TASK TO CARRY OUT :: Transcribe every entry word for word. Skip the pictures.

========

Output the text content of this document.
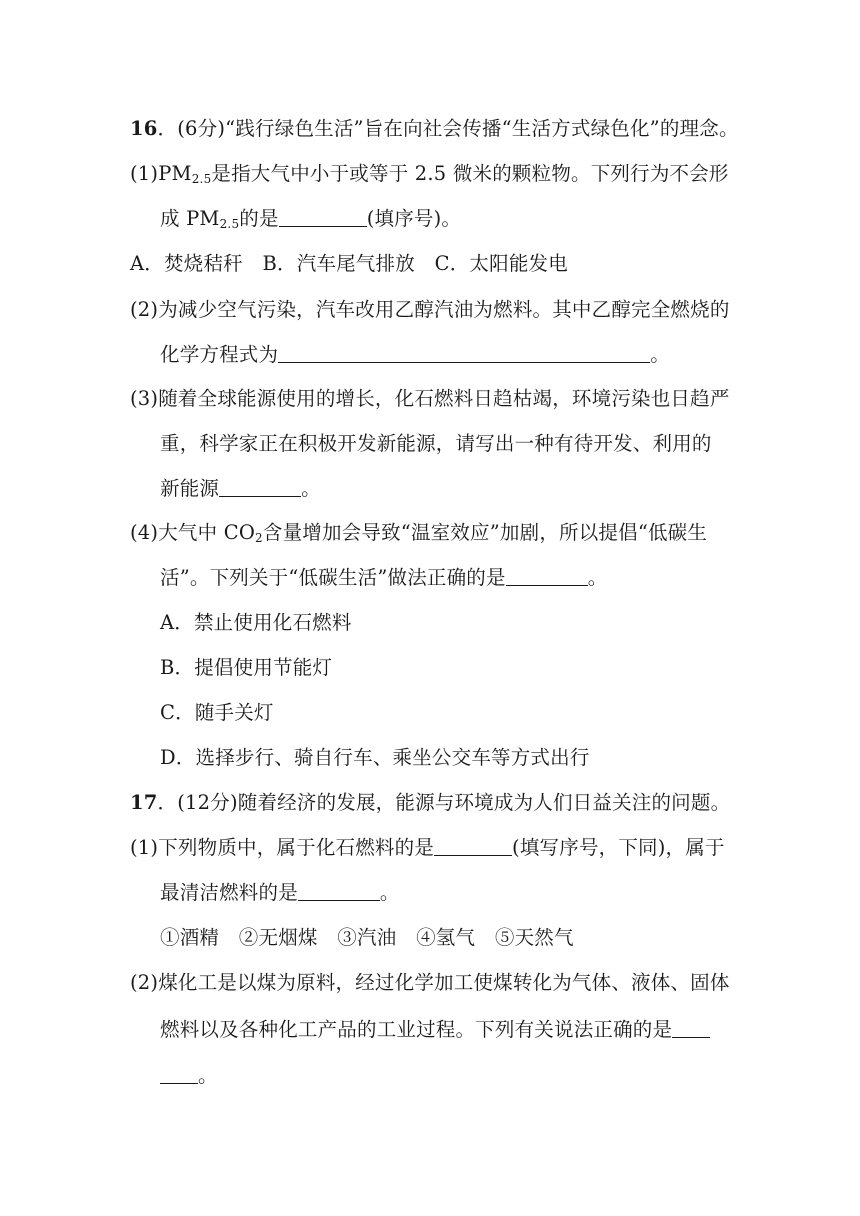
16．(6分)“践行绿色生活”旨在向社会传播“生活方式绿色化”的理念。
$(1)PM_{2.5}$是指大气中小于或等于 2.5 微米的颗粒物。下列行为不会形
成 $PM_{2.5}$的是	(填序号)。
A．焚烧秸秆　B．汽车尾气排放　C．太阳能发电
(2)为减少空气污染，汽车改用乙醇汽油为燃料。其中乙醇完全燃烧的
化学方程式为	。
(3)随着全球能源使用的增长，化石燃料日趋枯竭，环境污染也日趋严
重，科学家正在积极开发新能源，请写出一种有待开发、利用的
新能源	。
(4)大气中 $CO_2$含量增加会导致“温室效应”加剧，所以提倡“低碳生
活”。下列关于“低碳生活”做法正确的是	。
A．禁止使用化石燃料
B．提倡使用节能灯
C．随手关灯
D．选择步行、骑自行车、乘坐公交车等方式出行
17．(12分)随着经济的发展，能源与环境成为人们日益关注的问题。
(1)下列物质中，属于化石燃料的是	(填写序号，下同)，属于
最清洁燃料的是	。
①酒精　②无烟煤　③汽油　④氢气　⑤天然气
(2)煤化工是以煤为原料，经过化学加工使煤转化为气体、液体、固体
燃料以及各种化工产品的工业过程。下列有关说法正确的是
。
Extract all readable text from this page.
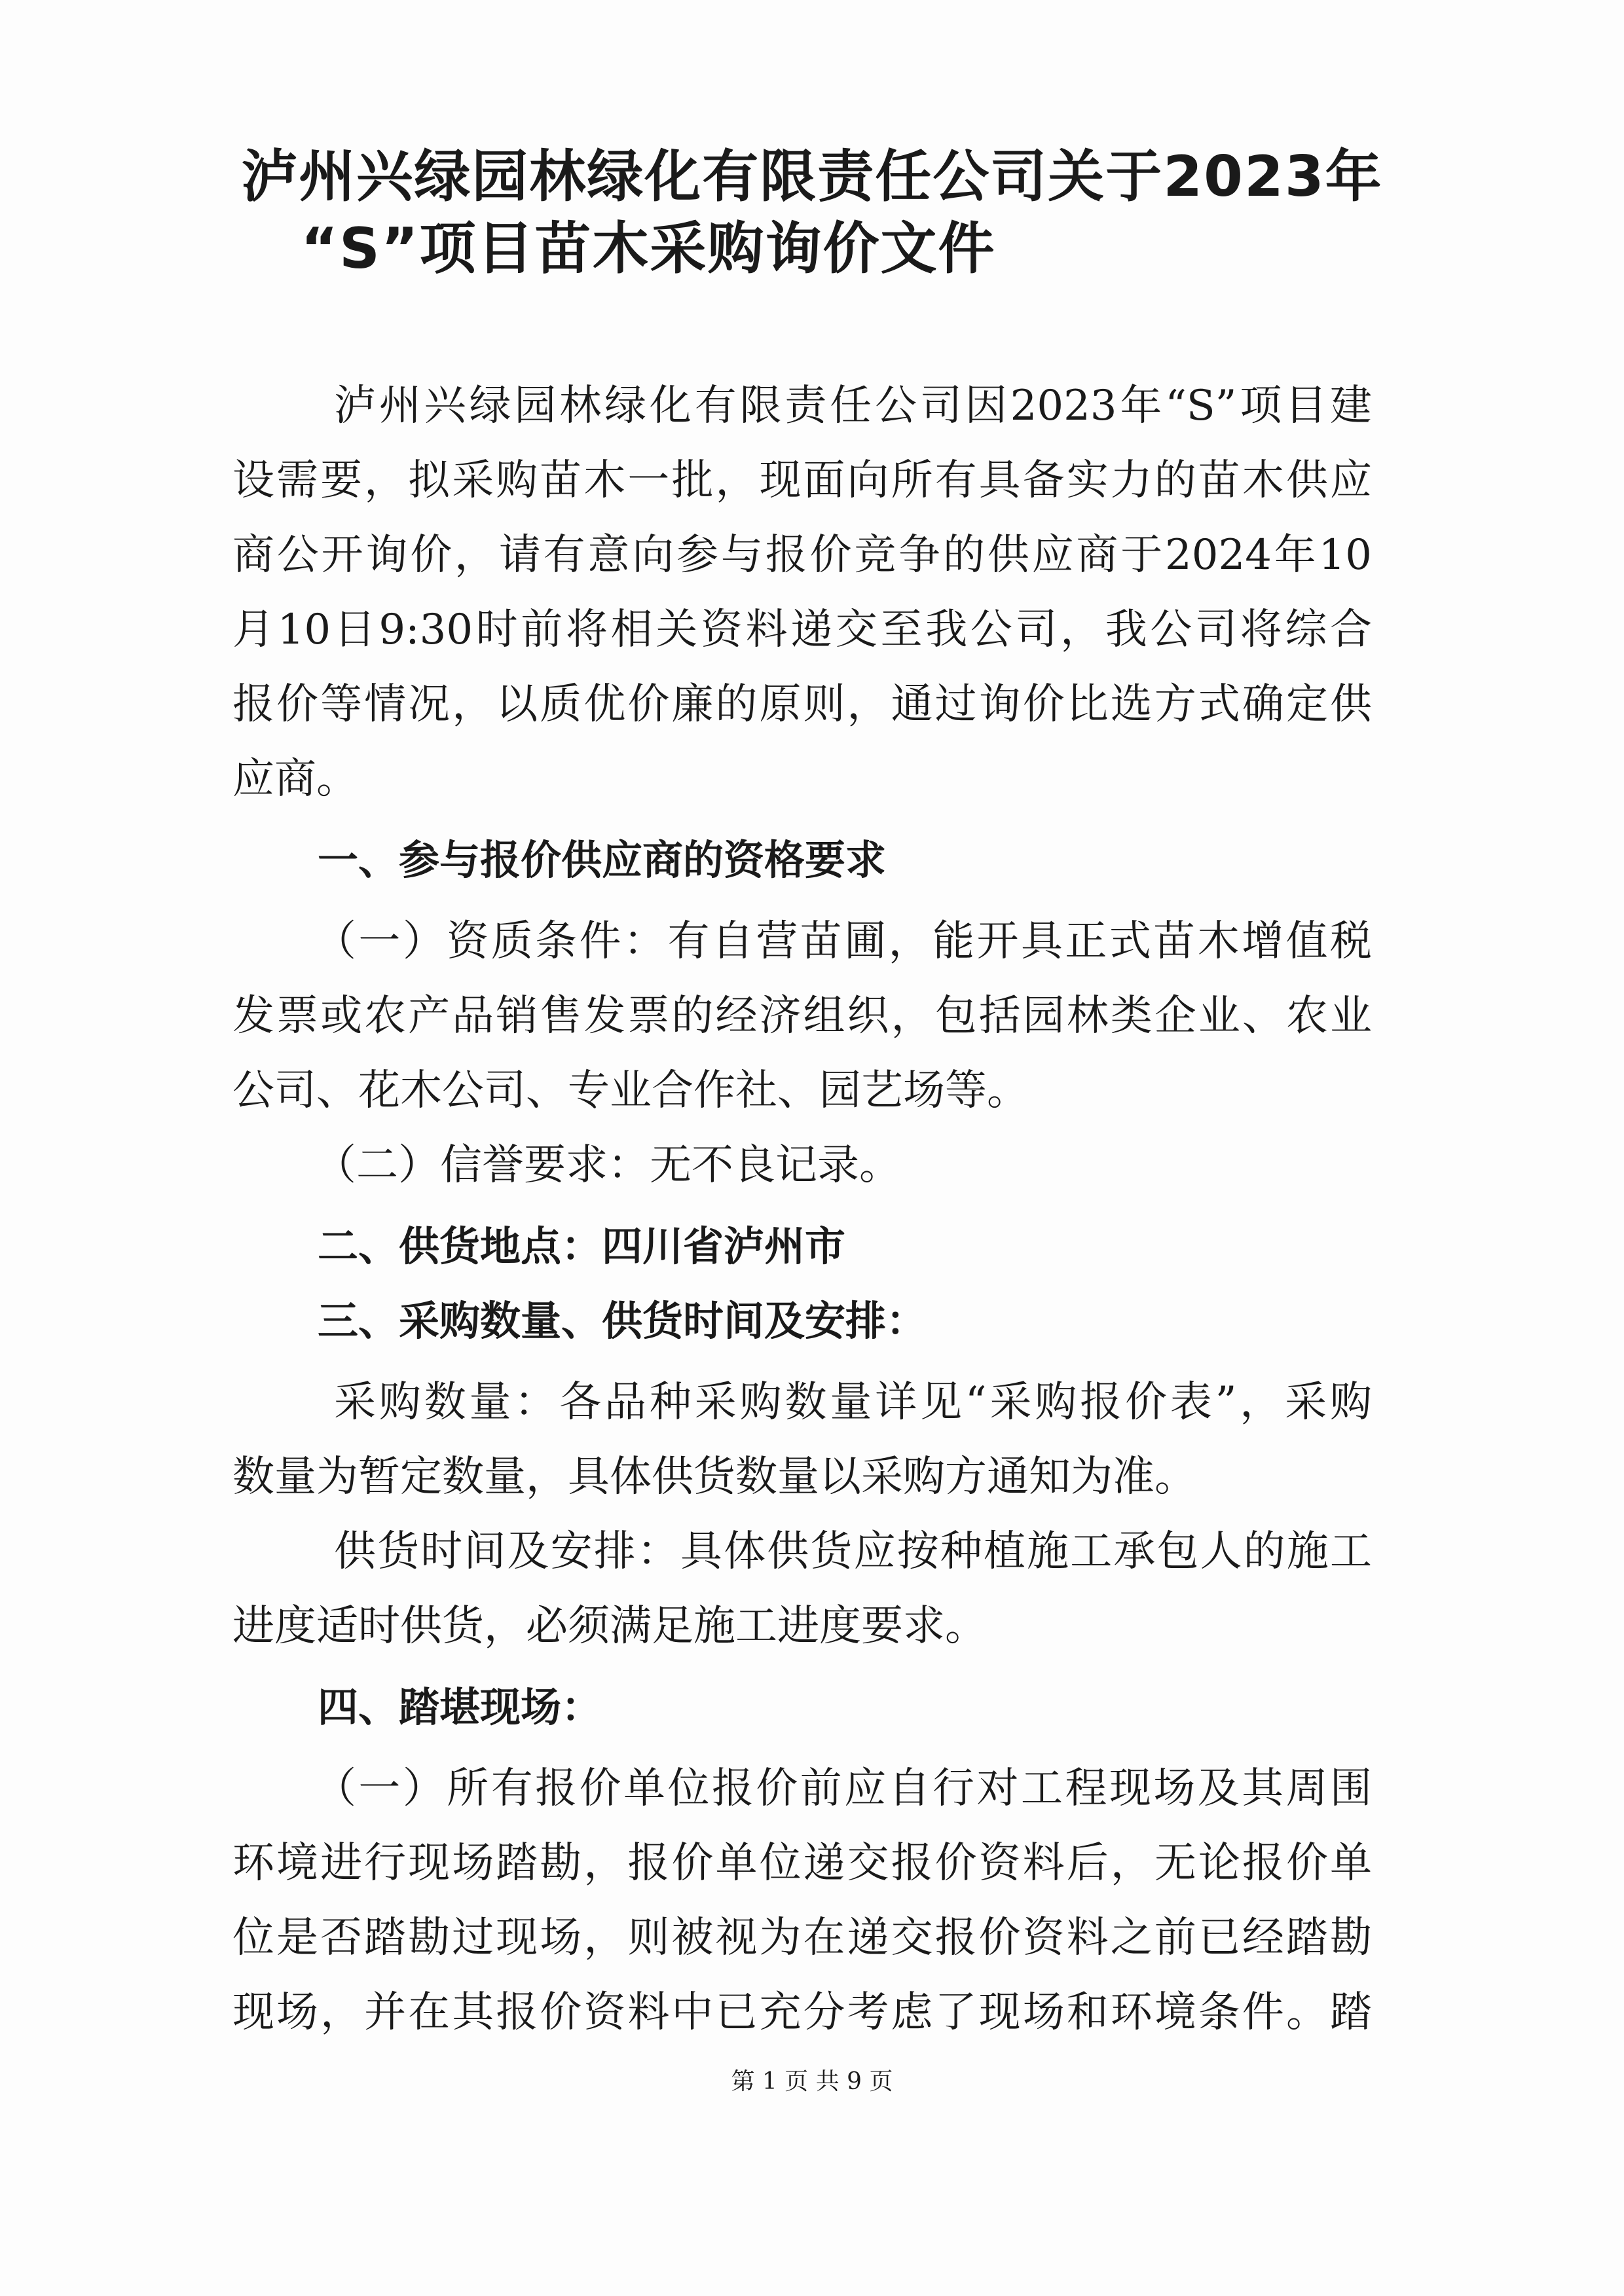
泸州兴绿园林绿化有限责任公司关于2023年
“S”项目苗木采购询价文件
泸州兴绿园林绿化有限责任公司因2023年“S”项目建
设需要，拟采购苗木一批，现面向所有具备实力的苗木供应
商公开询价，请有意向参与报价竞争的供应商于2024年10
月10日9:30时前将相关资料递交至我公司，我公司将综合
报价等情况，以质优价廉的原则，通过询价比选方式确定供
应商。
一、参与报价供应商的资格要求
（一）资质条件：有自营苗圃，能开具正式苗木增值税
发票或农产品销售发票的经济组织，包括园林类企业、农业
公司、花木公司、专业合作社、园艺场等。
（二）信誉要求：无不良记录。
二、供货地点：四川省泸州市
三、采购数量、供货时间及安排：
采购数量：各品种采购数量详见“采购报价表”，采购
数量为暂定数量，具体供货数量以采购方通知为准。
供货时间及安排：具体供货应按种植施工承包人的施工
进度适时供货，必须满足施工进度要求。
四、踏堪现场：
（一）所有报价单位报价前应自行对工程现场及其周围
环境进行现场踏勘，报价单位递交报价资料后，无论报价单
位是否踏勘过现场，则被视为在递交报价资料之前已经踏勘
现场，并在其报价资料中已充分考虑了现场和环境条件。踏
第 1 页 共 9 页
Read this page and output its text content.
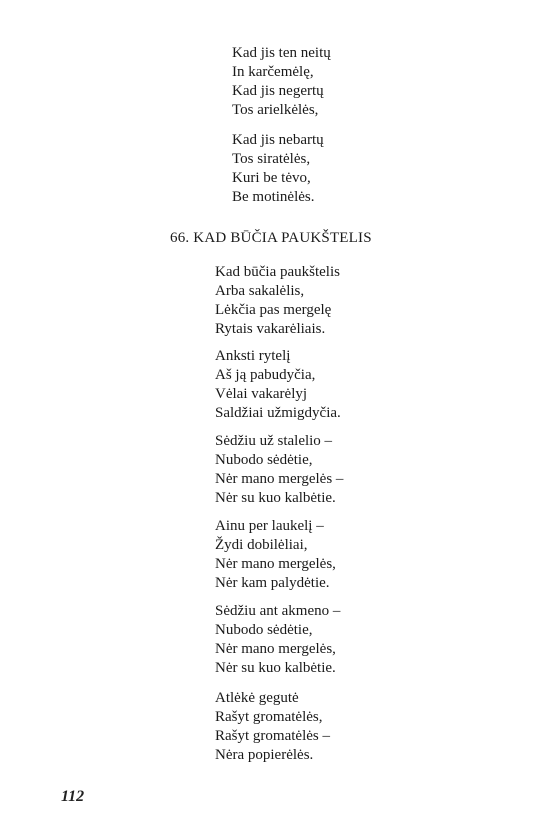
Kad jis ten neitų
In karčemėlę,
Kad jis negertų
Tos arielkėlės,
Kad jis nebartų
Tos siratėlės,
Kuri be tėvo,
Be motinėlės.
66. KAD BŪČIA PAUKŠTELIS
Kad būčia paukštelis
Arba sakalėlis,
Lėkčia pas mergelę
Rytais vakarėliais.
Anksti rytelį
Aš ją pabudyčia,
Vėlai vakarėlyj
Saldžiai užmigdyčia.
Sėdžiu už stalelio –
Nubodo sėdėtie,
Nėr mano mergelės –
Nėr su kuo kalbėtie.
Ainu per laukelį –
Žydi dobilėliai,
Nėr mano mergelės,
Nėr kam palydėtie.
Sėdžiu ant akmeno –
Nubodo sėdėtie,
Nėr mano mergelės,
Nėr su kuo kalbėtie.
Atlėkė gegutė
Rašyt gromatėlės,
Rašyt gromatėlės –
Nėra popierėlės.
112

========

EXERCISE OUTPUT ::
Output the text content of this document.
16．(6分)“践行绿色生活”旨在向社会传播“生活方式绿色化”的理念。
$(1)PM_{2.5}$是指大气中小于或等于 2.5 微米的颗粒物。下列行为不会形
成 $PM_{2.5}$的是	(填序号)。
A．焚烧秸秆　B．汽车尾气排放　C．太阳能发电
(2)为减少空气污染，汽车改用乙醇汽油为燃料。其中乙醇完全燃烧的
化学方程式为	。
(3)随着全球能源使用的增长，化石燃料日趋枯竭，环境污染也日趋严
重，科学家正在积极开发新能源，请写出一种有待开发、利用的
新能源	。
(4)大气中 $CO_2$含量增加会导致“温室效应”加剧，所以提倡“低碳生
活”。下列关于“低碳生活”做法正确的是	。
A．禁止使用化石燃料
B．提倡使用节能灯
C．随手关灯
D．选择步行、骑自行车、乘坐公交车等方式出行
17．(12分)随着经济的发展，能源与环境成为人们日益关注的问题。
(1)下列物质中，属于化石燃料的是	(填写序号，下同)，属于
最清洁燃料的是	。
①酒精　②无烟煤　③汽油　④氢气　⑤天然气
(2)煤化工是以煤为原料，经过化学加工使煤转化为气体、液体、固体
燃料以及各种化工产品的工业过程。下列有关说法正确的是
。
Extract all readable text from this page.
泸州兴绿园林绿化有限责任公司关于2023年
“S”项目苗木采购询价文件
泸州兴绿园林绿化有限责任公司因2023年“S”项目建
设需要，拟采购苗木一批，现面向所有具备实力的苗木供应
商公开询价，请有意向参与报价竞争的供应商于2024年10
月10日9:30时前将相关资料递交至我公司，我公司将综合
报价等情况，以质优价廉的原则，通过询价比选方式确定供
应商。
一、参与报价供应商的资格要求
（一）资质条件：有自营苗圃，能开具正式苗木增值税
发票或农产品销售发票的经济组织，包括园林类企业、农业
公司、花木公司、专业合作社、园艺场等。
（二）信誉要求：无不良记录。
二、供货地点：四川省泸州市
三、采购数量、供货时间及安排：
采购数量：各品种采购数量详见“采购报价表”，采购
数量为暂定数量，具体供货数量以采购方通知为准。
供货时间及安排：具体供货应按种植施工承包人的施工
进度适时供货，必须满足施工进度要求。
四、踏堪现场：
（一）所有报价单位报价前应自行对工程现场及其周围
环境进行现场踏勘，报价单位递交报价资料后，无论报价单
位是否踏勘过现场，则被视为在递交报价资料之前已经踏勘
现场，并在其报价资料中已充分考虑了现场和环境条件。踏
第 1 页 共 9 页
Read this page and output its text content.
Kad jis ten neitų
In karčemėlę,
Kad jis negertų
Tos arielkėlės,
Kad jis nebartų
Tos siratėlės,
Kuri be tėvo,
Be motinėlės.
66. KAD BŪČIA PAUKŠTELIS
Kad būčia paukštelis
Arba sakalėlis,
Lėkčia pas mergelę
Rytais vakarėliais.
Anksti rytelį
Aš ją pabudyčia,
Vėlai vakarėlyj
Saldžiai užmigdyčia.
Sėdžiu už stalelio –
Nubodo sėdėtie,
Nėr mano mergelės –
Nėr su kuo kalbėtie.
Ainu per laukelį –
Žydi dobilėliai,
Nėr mano mergelės,
Nėr kam palydėtie.
Sėdžiu ant akmeno –
Nubodo sėdėtie,
Nėr mano mergelės,
Nėr su kuo kalbėtie.
Atlėkė gegutė
Rašyt gromatėlės,
Rašyt gromatėlės –
Nėra popierėlės.
112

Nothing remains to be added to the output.